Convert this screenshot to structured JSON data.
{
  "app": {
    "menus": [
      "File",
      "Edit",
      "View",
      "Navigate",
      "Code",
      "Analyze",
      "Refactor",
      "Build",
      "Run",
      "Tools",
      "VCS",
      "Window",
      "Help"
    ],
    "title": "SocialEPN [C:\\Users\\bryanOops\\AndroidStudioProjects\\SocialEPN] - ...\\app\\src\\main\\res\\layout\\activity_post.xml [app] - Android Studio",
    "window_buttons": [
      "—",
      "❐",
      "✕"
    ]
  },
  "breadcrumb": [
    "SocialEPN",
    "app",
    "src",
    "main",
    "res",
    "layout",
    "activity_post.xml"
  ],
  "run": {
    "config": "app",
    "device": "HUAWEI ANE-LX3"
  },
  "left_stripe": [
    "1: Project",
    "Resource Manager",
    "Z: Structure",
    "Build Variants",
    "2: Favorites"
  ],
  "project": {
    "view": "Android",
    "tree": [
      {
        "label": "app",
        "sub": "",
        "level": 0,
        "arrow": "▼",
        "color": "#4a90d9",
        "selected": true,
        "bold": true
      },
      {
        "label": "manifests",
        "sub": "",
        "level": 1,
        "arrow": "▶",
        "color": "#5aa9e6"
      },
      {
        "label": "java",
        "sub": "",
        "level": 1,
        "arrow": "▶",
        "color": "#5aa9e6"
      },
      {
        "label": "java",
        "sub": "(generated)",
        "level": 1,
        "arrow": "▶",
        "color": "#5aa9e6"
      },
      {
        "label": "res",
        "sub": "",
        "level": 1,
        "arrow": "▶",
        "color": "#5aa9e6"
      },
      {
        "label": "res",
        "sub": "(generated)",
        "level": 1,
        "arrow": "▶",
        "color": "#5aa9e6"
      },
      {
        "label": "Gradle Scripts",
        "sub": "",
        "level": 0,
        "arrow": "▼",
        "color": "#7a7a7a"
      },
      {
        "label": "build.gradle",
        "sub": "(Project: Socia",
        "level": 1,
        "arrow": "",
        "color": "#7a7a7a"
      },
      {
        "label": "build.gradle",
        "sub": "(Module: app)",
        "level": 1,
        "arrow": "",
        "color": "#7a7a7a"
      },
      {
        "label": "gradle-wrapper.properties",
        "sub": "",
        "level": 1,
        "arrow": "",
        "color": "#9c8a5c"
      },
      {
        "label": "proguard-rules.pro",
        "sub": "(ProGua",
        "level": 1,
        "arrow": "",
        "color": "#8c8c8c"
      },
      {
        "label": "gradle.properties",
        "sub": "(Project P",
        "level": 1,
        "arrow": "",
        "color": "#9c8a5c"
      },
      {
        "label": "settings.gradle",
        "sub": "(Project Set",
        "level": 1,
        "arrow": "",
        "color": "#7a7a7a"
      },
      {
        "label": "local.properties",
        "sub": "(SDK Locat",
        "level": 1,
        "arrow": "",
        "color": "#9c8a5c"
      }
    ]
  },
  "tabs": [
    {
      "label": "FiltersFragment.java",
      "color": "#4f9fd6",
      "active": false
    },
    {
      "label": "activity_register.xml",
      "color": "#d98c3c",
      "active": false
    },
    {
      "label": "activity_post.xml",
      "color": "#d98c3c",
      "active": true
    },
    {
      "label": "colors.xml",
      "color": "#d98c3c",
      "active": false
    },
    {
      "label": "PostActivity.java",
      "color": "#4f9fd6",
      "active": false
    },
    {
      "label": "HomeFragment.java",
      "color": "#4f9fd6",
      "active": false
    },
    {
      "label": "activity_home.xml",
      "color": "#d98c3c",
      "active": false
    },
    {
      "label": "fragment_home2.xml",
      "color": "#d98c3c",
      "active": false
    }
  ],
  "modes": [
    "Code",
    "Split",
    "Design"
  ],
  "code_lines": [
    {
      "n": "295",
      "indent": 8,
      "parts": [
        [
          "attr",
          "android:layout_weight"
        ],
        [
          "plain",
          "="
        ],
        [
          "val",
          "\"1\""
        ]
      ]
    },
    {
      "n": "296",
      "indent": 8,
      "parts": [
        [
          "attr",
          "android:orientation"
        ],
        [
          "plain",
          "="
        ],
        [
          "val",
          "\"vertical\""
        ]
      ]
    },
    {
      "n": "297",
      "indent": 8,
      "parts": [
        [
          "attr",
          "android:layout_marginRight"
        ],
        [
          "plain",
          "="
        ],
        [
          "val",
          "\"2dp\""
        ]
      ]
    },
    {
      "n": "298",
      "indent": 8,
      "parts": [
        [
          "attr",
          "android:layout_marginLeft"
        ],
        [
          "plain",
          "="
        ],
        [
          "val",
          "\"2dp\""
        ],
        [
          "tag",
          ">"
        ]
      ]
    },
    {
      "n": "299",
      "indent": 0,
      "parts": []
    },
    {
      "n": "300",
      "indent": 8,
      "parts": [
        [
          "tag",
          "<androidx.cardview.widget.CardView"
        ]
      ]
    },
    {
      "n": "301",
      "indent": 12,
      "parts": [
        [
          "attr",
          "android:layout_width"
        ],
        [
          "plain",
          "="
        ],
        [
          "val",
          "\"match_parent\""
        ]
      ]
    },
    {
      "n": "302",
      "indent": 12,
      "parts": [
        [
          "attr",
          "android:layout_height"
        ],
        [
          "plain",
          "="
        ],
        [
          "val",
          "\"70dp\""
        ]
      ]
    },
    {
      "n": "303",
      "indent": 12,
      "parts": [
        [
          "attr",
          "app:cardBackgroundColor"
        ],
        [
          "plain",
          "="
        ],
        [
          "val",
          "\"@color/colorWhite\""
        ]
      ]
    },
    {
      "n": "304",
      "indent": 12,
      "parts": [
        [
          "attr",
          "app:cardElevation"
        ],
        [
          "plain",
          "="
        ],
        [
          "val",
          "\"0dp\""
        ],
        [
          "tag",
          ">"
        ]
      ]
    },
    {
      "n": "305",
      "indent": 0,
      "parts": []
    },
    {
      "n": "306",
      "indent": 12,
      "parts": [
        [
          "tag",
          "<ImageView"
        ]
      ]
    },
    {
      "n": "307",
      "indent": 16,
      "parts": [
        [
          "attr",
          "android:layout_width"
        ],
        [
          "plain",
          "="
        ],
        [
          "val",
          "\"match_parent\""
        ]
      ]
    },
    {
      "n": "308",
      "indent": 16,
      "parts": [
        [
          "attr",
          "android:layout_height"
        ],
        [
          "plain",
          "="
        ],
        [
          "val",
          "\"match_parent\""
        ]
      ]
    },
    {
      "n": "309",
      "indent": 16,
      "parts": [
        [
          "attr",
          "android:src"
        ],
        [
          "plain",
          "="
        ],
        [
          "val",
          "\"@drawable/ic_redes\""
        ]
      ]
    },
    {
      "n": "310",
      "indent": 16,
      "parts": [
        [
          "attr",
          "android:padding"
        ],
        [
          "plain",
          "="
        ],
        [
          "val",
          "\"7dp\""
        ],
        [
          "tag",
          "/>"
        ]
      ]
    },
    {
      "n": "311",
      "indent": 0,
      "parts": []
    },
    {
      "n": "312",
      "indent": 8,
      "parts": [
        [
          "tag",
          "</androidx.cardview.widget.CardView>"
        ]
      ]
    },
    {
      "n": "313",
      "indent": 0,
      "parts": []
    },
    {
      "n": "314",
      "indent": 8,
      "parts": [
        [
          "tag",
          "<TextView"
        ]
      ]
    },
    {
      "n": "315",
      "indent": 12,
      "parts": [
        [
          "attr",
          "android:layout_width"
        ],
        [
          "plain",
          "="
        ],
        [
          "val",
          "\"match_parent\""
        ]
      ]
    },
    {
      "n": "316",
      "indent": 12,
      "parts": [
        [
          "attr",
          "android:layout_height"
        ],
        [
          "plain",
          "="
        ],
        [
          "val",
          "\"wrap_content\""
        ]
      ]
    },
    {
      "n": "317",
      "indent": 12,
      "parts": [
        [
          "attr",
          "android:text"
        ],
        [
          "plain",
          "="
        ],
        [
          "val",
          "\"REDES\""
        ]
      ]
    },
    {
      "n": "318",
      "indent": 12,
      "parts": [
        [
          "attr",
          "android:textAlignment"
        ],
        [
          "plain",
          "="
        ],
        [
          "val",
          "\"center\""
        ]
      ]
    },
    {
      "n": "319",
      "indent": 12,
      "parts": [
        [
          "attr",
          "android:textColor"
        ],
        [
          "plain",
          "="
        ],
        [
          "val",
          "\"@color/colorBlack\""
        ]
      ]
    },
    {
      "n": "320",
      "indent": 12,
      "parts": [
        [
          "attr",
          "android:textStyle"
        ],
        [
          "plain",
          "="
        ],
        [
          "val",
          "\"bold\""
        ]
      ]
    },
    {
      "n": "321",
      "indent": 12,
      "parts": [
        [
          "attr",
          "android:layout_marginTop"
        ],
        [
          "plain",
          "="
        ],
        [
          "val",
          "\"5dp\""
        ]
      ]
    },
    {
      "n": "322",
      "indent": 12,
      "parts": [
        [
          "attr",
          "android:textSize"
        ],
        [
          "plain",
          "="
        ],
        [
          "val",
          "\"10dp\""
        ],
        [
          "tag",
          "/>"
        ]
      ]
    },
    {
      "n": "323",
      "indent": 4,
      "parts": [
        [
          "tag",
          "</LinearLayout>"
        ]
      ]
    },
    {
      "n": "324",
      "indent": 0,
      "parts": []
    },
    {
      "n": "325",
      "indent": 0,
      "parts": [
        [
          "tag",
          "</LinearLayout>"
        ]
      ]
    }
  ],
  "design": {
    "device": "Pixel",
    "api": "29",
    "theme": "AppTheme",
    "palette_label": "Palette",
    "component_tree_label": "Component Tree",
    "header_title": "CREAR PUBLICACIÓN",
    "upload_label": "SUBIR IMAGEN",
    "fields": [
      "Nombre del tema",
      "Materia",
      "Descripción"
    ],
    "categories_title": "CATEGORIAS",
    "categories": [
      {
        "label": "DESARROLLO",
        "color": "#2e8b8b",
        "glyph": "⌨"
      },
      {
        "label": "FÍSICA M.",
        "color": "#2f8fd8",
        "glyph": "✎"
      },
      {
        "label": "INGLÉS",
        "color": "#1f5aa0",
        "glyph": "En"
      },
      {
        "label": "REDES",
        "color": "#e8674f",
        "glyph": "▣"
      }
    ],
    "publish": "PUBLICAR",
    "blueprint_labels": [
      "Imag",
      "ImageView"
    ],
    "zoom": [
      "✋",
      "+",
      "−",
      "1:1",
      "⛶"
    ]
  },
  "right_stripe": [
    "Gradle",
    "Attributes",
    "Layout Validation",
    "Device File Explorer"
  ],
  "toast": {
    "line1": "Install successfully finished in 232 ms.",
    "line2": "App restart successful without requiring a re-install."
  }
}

------------------------------------

Pick out the lines containing the string "main" and show them.

    "title": "SocialEPN [C:\\Users\\bryanOops\\AndroidStudioProjects\\SocialEPN] - ...\\app\\src\\main\\res\\layout\\activity_post.xml [app] - Android Studio",
    "main",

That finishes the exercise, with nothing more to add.